▸ **Given instruction**:
Your answer is a single number: how many lines hold the word "Plateau"?

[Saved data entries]

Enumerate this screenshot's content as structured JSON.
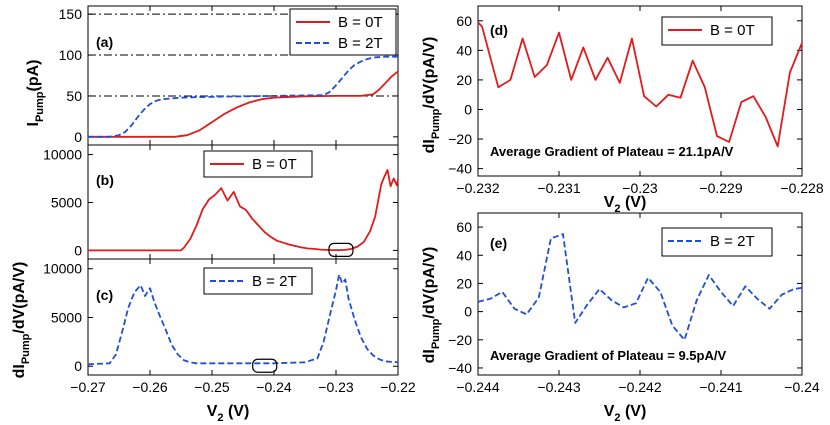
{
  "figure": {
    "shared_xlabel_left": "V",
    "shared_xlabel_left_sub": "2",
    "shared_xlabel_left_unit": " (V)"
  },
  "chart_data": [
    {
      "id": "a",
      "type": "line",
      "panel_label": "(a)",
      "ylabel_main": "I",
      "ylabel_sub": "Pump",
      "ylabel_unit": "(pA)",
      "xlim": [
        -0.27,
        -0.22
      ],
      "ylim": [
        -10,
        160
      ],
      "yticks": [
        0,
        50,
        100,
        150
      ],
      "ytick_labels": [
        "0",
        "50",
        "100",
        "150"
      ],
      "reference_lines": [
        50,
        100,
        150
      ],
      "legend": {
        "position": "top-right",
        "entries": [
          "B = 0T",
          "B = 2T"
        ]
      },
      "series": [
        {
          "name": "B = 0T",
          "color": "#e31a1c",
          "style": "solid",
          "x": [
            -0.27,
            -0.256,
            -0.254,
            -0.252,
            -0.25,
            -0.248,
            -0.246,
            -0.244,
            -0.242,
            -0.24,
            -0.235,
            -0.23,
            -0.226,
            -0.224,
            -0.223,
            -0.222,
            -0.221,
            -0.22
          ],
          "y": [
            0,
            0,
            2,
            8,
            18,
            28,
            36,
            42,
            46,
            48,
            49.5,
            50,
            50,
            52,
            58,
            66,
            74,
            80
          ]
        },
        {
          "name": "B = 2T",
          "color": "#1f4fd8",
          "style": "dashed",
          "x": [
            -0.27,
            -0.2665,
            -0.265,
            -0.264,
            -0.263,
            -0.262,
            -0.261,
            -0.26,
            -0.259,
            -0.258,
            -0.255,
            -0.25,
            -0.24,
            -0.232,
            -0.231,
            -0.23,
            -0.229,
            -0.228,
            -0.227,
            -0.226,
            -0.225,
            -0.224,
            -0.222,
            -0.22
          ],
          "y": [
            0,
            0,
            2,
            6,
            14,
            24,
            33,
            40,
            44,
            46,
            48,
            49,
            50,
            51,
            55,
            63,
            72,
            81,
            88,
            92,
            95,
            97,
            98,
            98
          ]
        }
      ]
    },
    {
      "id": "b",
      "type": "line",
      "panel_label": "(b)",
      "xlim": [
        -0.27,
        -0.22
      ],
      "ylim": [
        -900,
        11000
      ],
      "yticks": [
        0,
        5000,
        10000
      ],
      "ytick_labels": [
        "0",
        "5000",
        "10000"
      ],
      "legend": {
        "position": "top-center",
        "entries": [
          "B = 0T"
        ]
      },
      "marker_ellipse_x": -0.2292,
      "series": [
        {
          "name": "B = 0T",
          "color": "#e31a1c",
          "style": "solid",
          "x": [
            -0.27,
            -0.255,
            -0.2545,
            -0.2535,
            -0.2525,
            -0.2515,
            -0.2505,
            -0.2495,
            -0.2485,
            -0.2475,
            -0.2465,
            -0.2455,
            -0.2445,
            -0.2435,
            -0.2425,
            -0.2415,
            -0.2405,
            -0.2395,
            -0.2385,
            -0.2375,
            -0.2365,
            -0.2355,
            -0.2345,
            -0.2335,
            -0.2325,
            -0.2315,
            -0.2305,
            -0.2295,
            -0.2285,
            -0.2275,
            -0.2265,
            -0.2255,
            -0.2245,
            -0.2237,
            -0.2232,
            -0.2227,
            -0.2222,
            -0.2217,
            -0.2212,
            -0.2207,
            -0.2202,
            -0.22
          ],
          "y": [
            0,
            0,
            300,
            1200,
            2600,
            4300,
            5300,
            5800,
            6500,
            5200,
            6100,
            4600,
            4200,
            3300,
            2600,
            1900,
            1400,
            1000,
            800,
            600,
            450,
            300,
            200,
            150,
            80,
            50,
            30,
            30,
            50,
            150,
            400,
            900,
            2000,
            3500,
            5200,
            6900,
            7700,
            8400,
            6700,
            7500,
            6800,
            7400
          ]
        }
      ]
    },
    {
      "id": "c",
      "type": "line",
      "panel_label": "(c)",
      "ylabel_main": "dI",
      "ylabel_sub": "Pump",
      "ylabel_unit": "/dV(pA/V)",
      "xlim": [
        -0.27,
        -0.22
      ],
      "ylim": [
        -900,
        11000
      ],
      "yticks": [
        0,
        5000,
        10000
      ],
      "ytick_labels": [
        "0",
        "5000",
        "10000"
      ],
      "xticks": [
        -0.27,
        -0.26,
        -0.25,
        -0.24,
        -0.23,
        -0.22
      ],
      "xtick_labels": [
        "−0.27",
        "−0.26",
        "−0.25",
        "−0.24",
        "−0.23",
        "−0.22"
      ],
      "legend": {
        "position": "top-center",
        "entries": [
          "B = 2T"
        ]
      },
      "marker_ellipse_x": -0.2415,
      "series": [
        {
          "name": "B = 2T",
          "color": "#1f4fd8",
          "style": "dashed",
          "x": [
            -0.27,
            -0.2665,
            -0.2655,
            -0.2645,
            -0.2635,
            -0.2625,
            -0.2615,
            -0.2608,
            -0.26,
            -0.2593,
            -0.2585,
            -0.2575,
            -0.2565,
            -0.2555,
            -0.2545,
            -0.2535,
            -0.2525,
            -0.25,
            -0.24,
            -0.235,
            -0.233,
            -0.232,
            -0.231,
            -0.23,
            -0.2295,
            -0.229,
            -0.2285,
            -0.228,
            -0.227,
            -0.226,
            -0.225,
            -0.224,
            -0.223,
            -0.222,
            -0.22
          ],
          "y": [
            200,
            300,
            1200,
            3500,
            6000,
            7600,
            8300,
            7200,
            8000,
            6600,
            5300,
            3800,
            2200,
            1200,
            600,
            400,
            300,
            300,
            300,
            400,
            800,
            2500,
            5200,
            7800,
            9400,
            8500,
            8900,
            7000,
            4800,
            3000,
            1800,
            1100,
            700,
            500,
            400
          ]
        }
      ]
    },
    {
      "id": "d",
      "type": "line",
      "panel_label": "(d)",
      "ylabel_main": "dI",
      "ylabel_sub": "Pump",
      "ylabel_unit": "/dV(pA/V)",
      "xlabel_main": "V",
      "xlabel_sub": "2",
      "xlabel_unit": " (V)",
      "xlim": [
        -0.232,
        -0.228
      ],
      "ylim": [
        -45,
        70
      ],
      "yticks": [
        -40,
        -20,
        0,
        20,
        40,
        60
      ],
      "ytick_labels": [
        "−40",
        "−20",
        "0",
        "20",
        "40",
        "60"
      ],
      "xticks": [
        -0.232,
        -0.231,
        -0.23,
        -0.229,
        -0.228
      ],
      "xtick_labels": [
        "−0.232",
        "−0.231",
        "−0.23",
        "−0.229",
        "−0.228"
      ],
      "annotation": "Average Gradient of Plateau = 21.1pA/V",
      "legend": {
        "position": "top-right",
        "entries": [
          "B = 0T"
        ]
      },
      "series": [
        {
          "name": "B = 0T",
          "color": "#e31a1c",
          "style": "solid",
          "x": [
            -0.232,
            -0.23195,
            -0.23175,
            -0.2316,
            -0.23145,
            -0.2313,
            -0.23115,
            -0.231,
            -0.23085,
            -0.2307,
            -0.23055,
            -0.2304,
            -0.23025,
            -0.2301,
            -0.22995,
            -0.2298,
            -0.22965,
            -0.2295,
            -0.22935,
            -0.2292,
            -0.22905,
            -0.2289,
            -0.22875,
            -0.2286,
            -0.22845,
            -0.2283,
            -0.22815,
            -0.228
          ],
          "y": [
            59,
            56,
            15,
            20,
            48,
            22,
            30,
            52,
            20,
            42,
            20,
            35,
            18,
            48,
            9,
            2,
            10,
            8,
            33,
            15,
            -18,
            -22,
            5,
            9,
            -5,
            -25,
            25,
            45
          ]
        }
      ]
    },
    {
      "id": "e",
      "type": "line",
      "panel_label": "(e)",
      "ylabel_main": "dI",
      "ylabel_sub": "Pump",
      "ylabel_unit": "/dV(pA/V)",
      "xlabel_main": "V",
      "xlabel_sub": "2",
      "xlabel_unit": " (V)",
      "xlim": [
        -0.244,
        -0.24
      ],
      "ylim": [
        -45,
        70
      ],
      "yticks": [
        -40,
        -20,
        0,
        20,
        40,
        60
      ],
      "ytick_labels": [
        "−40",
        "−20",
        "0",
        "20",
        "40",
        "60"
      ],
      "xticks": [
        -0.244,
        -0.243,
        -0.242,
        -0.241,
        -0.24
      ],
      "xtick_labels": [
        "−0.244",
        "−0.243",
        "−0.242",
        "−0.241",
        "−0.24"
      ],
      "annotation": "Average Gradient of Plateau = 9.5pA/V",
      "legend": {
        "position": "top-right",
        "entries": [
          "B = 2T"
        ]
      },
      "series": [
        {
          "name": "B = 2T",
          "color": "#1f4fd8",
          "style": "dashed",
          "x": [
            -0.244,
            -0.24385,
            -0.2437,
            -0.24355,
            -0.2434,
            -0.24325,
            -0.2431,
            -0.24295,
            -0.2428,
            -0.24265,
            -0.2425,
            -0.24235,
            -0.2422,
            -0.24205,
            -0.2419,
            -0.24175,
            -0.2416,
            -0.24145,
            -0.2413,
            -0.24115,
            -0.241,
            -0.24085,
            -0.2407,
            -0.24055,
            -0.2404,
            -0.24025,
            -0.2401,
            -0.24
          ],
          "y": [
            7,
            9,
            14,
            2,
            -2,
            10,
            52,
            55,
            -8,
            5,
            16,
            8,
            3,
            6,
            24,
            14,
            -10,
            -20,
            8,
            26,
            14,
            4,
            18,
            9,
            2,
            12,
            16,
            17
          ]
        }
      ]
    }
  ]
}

▸ **Task response**:
2